** start of RECORDS FOR THIS EXERCISE **

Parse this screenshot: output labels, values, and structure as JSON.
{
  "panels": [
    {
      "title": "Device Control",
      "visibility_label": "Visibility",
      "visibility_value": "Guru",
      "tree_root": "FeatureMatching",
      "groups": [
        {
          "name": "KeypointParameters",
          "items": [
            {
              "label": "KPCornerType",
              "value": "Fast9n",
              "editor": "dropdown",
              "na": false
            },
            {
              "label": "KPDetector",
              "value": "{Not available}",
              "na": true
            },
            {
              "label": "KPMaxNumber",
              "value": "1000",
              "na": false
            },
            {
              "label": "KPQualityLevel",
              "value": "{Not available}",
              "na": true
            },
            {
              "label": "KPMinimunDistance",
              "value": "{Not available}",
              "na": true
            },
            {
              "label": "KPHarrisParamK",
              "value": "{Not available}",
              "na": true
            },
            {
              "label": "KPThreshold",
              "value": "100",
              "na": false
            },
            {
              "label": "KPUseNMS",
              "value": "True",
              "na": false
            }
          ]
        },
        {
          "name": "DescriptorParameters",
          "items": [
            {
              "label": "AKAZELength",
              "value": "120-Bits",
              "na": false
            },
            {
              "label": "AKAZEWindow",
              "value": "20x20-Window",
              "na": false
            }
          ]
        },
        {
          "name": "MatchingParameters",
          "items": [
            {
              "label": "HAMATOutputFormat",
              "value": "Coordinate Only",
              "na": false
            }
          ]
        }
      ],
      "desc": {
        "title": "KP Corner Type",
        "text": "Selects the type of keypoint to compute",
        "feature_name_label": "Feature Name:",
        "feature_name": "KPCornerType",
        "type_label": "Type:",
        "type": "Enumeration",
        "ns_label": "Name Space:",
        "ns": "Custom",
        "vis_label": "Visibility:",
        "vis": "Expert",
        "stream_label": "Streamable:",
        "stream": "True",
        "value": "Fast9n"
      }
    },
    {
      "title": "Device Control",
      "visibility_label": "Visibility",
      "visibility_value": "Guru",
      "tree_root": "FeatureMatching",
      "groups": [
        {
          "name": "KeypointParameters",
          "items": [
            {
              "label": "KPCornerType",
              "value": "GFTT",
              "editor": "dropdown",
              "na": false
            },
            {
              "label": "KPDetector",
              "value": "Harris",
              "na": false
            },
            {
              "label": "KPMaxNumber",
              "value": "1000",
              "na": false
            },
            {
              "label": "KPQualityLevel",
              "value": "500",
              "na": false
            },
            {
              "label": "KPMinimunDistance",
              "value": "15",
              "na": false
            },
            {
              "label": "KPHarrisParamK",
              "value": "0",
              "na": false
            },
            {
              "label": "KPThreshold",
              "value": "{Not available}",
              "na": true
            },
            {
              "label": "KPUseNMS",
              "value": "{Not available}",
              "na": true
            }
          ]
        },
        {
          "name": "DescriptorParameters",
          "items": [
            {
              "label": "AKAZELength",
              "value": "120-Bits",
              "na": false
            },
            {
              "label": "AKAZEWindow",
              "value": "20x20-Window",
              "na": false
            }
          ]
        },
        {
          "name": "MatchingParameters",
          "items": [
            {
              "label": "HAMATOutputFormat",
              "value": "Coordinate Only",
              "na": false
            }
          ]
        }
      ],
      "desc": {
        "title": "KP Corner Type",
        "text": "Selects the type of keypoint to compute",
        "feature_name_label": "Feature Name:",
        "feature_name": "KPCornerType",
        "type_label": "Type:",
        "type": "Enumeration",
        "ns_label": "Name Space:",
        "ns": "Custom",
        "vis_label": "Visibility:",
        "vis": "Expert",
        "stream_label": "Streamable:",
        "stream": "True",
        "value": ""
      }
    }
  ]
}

** end of RECORDS FOR THIS EXERCISE **

OBJECTIVE =>
Please output the complete data exactly.

OUTPUT FOR THIS TASK =>
Parse this screenshot: output labels, values, and structure as JSON.
{
  "panels": [
    {
      "title": "Device Control",
      "visibility_label": "Visibility",
      "visibility_value": "Guru",
      "tree_root": "FeatureMatching",
      "groups": [
        {
          "name": "KeypointParameters",
          "items": [
            {
              "label": "KPCornerType",
              "value": "Fast9n",
              "editor": "dropdown",
              "na": false
            },
            {
              "label": "KPDetector",
              "value": "{Not available}",
              "na": true
            },
            {
              "label": "KPMaxNumber",
              "value": "1000",
              "na": false
            },
            {
              "label": "KPQualityLevel",
              "value": "{Not available}",
              "na": true
            },
            {
              "label": "KPMinimunDistance",
              "value": "{Not available}",
              "na": true
            },
            {
              "label": "KPHarrisParamK",
              "value": "{Not available}",
              "na": true
            },
            {
              "label": "KPThreshold",
              "value": "100",
              "na": false
            },
            {
              "label": "KPUseNMS",
              "value": "True",
              "na": false
            }
          ]
        },
        {
          "name": "DescriptorParameters",
          "items": [
            {
              "label": "AKAZELength",
              "value": "120-Bits",
              "na": false
            },
            {
              "label": "AKAZEWindow",
              "value": "20x20-Window",
              "na": false
            }
          ]
        },
        {
          "name": "MatchingParameters",
          "items": [
            {
              "label": "HAMATOutputFormat",
              "value": "Coordinate Only",
              "na": false
            }
          ]
        }
      ],
      "desc": {
        "title": "KP Corner Type",
        "text": "Selects the type of keypoint to compute",
        "feature_name_label": "Feature Name:",
        "feature_name": "KPCornerType",
        "type_label": "Type:",
        "type": "Enumeration",
        "ns_label": "Name Space:",
        "ns": "Custom",
        "vis_label": "Visibility:",
        "vis": "Expert",
        "stream_label": "Streamable:",
        "stream": "True",
        "value": "Fast9n"
      }
    },
    {
      "title": "Device Control",
      "visibility_label": "Visibility",
      "visibility_value": "Guru",
      "tree_root": "FeatureMatching",
      "groups": [
        {
          "name": "KeypointParameters",
          "items": [
            {
              "label": "KPCornerType",
              "value": "GFTT",
              "editor": "dropdown",
              "na": false
            },
            {
              "label": "KPDetector",
              "value": "Harris",
              "na": false
            },
            {
              "label": "KPMaxNumber",
              "value": "1000",
              "na": false
            },
            {
              "label": "KPQualityLevel",
              "value": "500",
              "na": false
            },
            {
              "label": "KPMinimunDistance",
              "value": "15",
              "na": false
            },
            {
              "label": "KPHarrisParamK",
              "value": "0",
              "na": false
            },
            {
              "label": "KPThreshold",
              "value": "{Not available}",
              "na": true
            },
            {
              "label": "KPUseNMS",
              "value": "{Not available}",
              "na": true
            }
          ]
        },
        {
          "name": "DescriptorParameters",
          "items": [
            {
              "label": "AKAZELength",
              "value": "120-Bits",
              "na": false
            },
            {
              "label": "AKAZEWindow",
              "value": "20x20-Window",
              "na": false
            }
          ]
        },
        {
          "name": "MatchingParameters",
          "items": [
            {
              "label": "HAMATOutputFormat",
              "value": "Coordinate Only",
              "na": false
            }
          ]
        }
      ],
      "desc": {
        "title": "KP Corner Type",
        "text": "Selects the type of keypoint to compute",
        "feature_name_label": "Feature Name:",
        "feature_name": "KPCornerType",
        "type_label": "Type:",
        "type": "Enumeration",
        "ns_label": "Name Space:",
        "ns": "Custom",
        "vis_label": "Visibility:",
        "vis": "Expert",
        "stream_label": "Streamable:",
        "stream": "True",
        "value": ""
      }
    }
  ]
}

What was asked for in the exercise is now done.